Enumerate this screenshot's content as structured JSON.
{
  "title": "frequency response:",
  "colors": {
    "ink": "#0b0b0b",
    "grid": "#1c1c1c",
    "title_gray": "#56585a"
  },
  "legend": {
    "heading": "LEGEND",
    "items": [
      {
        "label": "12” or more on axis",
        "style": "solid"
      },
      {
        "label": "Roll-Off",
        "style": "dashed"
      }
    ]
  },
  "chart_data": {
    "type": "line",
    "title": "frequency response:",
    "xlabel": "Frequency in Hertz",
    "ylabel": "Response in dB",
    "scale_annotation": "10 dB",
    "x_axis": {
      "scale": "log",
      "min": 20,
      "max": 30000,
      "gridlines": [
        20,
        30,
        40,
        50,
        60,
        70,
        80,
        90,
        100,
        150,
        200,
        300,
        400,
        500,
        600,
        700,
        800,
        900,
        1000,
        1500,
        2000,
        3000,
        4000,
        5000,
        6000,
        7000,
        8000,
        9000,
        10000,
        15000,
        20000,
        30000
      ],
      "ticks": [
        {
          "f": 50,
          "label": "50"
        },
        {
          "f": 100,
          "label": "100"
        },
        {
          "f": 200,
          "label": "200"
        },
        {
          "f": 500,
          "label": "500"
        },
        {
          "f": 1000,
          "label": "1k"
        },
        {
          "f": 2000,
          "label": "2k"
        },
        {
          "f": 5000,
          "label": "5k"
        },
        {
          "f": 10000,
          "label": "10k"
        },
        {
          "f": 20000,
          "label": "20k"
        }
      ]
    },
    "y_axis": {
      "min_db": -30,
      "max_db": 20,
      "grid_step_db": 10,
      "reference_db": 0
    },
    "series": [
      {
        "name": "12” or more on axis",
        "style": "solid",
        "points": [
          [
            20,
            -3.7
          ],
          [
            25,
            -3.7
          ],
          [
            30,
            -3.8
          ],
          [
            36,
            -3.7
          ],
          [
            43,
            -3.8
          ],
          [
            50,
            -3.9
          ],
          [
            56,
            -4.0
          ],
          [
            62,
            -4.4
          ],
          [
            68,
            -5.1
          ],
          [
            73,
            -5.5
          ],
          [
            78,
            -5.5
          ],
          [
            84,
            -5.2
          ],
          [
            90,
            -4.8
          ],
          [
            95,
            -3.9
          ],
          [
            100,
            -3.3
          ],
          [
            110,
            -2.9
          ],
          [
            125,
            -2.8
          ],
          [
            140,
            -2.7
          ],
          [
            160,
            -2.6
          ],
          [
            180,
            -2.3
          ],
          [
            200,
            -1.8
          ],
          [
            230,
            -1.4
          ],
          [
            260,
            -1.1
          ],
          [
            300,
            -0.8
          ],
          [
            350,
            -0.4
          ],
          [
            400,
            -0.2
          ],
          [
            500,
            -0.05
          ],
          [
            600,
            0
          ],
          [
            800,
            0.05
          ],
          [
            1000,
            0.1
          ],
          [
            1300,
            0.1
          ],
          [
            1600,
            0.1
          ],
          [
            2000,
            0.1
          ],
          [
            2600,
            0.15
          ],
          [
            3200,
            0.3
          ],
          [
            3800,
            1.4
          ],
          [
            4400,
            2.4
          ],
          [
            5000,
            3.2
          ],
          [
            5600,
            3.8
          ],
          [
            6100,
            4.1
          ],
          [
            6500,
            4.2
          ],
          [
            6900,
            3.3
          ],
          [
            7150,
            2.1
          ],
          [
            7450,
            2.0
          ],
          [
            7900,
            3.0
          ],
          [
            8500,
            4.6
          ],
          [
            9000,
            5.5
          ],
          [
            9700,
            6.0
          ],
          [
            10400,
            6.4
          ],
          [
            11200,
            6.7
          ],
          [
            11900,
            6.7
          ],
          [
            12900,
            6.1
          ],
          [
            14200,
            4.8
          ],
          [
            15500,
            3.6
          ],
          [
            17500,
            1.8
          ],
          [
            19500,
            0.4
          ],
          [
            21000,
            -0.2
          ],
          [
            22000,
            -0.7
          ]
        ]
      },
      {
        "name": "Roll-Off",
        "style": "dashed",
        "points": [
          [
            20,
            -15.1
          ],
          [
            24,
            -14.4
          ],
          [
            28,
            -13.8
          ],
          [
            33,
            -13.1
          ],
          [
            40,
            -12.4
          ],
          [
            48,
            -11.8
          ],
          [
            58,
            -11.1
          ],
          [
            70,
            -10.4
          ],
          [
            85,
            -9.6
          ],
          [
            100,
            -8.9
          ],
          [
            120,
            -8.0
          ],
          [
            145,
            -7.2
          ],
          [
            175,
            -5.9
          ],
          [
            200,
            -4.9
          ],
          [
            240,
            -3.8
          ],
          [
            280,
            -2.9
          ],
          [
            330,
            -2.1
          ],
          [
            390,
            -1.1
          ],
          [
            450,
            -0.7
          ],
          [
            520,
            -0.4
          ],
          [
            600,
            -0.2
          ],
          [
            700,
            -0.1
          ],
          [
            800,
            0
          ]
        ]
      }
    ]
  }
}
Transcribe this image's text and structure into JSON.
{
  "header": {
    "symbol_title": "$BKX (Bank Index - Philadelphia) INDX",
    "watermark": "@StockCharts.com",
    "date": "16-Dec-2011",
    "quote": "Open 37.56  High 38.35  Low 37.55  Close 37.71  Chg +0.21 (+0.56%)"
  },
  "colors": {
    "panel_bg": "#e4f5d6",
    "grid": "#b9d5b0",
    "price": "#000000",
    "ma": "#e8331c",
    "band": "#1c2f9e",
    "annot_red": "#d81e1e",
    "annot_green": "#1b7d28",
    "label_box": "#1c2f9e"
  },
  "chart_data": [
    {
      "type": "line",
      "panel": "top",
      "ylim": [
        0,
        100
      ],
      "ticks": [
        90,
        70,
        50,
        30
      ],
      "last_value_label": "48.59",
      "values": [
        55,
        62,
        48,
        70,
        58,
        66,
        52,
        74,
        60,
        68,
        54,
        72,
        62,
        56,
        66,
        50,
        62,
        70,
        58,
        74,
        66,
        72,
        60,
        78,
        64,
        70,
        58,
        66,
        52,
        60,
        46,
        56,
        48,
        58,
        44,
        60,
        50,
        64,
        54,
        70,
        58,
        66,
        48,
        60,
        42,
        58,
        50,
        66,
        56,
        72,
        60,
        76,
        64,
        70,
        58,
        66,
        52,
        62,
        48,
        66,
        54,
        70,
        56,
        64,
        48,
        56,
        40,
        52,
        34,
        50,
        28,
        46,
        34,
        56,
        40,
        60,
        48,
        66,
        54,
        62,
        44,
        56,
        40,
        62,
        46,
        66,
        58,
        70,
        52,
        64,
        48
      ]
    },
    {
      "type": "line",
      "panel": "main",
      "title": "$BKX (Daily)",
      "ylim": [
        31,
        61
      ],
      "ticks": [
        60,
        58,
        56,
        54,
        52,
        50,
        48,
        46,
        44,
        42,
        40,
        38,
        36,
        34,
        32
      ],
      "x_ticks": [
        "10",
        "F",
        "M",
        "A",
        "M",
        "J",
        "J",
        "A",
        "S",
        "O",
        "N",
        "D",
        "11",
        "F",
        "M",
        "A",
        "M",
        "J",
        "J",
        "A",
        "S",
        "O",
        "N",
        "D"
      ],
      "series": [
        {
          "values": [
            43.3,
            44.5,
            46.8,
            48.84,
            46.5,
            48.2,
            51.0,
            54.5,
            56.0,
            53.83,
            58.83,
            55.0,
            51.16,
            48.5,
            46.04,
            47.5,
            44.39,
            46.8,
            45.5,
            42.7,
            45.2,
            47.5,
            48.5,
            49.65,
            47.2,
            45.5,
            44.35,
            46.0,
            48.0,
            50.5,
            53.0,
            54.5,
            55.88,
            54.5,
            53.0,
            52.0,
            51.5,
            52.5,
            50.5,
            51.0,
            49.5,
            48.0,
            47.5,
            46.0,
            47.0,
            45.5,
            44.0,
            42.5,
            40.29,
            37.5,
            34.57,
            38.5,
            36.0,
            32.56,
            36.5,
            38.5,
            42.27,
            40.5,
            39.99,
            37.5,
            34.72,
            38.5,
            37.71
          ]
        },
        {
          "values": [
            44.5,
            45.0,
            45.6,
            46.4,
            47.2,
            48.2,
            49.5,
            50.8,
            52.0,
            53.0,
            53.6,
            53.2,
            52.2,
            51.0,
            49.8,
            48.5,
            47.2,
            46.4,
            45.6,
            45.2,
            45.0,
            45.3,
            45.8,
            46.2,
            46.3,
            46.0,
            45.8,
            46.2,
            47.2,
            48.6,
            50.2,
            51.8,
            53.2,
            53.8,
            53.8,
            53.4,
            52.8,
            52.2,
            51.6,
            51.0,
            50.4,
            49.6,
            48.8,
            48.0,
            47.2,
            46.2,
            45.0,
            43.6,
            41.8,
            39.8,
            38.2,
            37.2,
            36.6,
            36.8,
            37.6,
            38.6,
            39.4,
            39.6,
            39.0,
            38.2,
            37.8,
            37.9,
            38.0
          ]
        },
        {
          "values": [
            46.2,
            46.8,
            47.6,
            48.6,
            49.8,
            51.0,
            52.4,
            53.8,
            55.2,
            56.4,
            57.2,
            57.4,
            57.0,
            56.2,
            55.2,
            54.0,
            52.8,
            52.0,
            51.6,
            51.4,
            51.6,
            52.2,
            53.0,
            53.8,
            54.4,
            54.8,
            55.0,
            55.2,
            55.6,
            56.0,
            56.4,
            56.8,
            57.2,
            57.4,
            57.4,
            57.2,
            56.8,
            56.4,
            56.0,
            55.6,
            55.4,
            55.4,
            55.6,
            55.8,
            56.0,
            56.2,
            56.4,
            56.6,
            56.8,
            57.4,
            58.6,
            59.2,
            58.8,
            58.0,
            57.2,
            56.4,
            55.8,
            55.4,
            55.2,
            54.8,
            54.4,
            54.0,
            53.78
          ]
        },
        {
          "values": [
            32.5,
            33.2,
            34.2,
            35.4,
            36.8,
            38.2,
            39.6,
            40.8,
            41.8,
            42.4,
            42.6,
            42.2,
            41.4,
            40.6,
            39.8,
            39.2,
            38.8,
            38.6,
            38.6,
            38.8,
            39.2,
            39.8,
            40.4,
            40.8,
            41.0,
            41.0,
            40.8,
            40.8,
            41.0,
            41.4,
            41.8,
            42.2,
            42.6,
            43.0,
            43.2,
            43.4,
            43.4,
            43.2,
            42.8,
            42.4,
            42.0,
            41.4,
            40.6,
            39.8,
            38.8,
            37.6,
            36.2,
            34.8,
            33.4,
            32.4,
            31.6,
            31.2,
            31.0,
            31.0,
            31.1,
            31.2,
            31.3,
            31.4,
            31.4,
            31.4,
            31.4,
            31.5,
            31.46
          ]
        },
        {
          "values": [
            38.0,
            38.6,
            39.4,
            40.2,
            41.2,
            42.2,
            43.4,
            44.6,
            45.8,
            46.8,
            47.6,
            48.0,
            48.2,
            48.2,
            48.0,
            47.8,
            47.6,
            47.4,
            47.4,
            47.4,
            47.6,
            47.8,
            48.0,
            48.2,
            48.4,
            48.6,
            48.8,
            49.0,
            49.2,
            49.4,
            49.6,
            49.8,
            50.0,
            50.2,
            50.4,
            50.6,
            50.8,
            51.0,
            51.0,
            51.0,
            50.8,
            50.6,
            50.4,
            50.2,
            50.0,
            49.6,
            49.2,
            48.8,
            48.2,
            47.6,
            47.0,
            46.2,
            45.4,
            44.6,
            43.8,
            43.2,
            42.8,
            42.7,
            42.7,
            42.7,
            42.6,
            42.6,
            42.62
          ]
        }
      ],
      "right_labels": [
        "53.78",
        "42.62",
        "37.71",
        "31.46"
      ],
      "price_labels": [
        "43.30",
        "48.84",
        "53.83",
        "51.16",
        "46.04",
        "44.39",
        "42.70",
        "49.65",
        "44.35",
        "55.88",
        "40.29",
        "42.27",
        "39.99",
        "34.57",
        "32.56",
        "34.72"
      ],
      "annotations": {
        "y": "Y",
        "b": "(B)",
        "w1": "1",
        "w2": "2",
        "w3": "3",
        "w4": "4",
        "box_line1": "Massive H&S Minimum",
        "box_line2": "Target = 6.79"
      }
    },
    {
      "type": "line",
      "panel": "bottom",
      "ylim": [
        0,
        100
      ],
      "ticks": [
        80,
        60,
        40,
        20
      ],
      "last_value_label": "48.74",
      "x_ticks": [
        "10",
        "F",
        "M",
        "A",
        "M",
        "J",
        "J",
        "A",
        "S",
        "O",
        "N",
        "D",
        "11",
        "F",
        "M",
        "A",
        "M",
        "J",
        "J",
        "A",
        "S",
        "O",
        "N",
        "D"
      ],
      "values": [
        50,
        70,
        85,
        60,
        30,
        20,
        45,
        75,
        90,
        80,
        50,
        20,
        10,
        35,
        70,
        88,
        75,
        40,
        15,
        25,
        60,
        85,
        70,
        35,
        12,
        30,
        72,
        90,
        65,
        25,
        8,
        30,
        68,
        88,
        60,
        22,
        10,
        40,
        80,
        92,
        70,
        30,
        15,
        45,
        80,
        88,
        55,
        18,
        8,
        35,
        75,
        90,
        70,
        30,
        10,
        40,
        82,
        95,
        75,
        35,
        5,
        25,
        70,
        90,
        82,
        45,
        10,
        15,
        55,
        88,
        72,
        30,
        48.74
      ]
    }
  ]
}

==========

— The problem —
Look through the entries and return every line where "more" appears.

— Problem solution —
        "label": "12” or more on axis",
        "name": "12” or more on axis",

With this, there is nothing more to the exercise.